Items from a figure collection:
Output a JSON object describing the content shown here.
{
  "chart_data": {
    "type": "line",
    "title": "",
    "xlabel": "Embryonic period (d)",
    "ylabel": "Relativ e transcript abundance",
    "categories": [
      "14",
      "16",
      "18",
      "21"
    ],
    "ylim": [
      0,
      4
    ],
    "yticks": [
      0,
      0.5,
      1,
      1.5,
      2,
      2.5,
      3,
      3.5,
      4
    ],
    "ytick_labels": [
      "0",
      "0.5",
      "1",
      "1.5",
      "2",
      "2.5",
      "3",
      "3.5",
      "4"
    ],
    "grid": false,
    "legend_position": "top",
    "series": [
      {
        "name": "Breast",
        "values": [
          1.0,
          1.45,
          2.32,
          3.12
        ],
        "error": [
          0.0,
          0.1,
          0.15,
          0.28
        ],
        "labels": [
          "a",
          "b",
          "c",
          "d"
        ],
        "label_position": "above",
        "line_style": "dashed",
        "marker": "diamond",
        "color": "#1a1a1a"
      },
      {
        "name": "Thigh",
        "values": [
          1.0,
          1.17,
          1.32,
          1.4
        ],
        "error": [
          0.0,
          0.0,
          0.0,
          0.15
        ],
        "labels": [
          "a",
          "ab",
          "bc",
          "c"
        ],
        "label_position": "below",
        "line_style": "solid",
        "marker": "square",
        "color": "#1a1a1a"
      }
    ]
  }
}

Task to complete:
Write out the whole listing again, exactly as it stands.

Reply:
Output a JSON object describing the content shown here.
{
  "chart_data": {
    "type": "line",
    "title": "",
    "xlabel": "Embryonic period (d)",
    "ylabel": "Relativ e transcript abundance",
    "categories": [
      "14",
      "16",
      "18",
      "21"
    ],
    "ylim": [
      0,
      4
    ],
    "yticks": [
      0,
      0.5,
      1,
      1.5,
      2,
      2.5,
      3,
      3.5,
      4
    ],
    "ytick_labels": [
      "0",
      "0.5",
      "1",
      "1.5",
      "2",
      "2.5",
      "3",
      "3.5",
      "4"
    ],
    "grid": false,
    "legend_position": "top",
    "series": [
      {
        "name": "Breast",
        "values": [
          1.0,
          1.45,
          2.32,
          3.12
        ],
        "error": [
          0.0,
          0.1,
          0.15,
          0.28
        ],
        "labels": [
          "a",
          "b",
          "c",
          "d"
        ],
        "label_position": "above",
        "line_style": "dashed",
        "marker": "diamond",
        "color": "#1a1a1a"
      },
      {
        "name": "Thigh",
        "values": [
          1.0,
          1.17,
          1.32,
          1.4
        ],
        "error": [
          0.0,
          0.0,
          0.0,
          0.15
        ],
        "labels": [
          "a",
          "ab",
          "bc",
          "c"
        ],
        "label_position": "below",
        "line_style": "solid",
        "marker": "square",
        "color": "#1a1a1a"
      }
    ]
  }
}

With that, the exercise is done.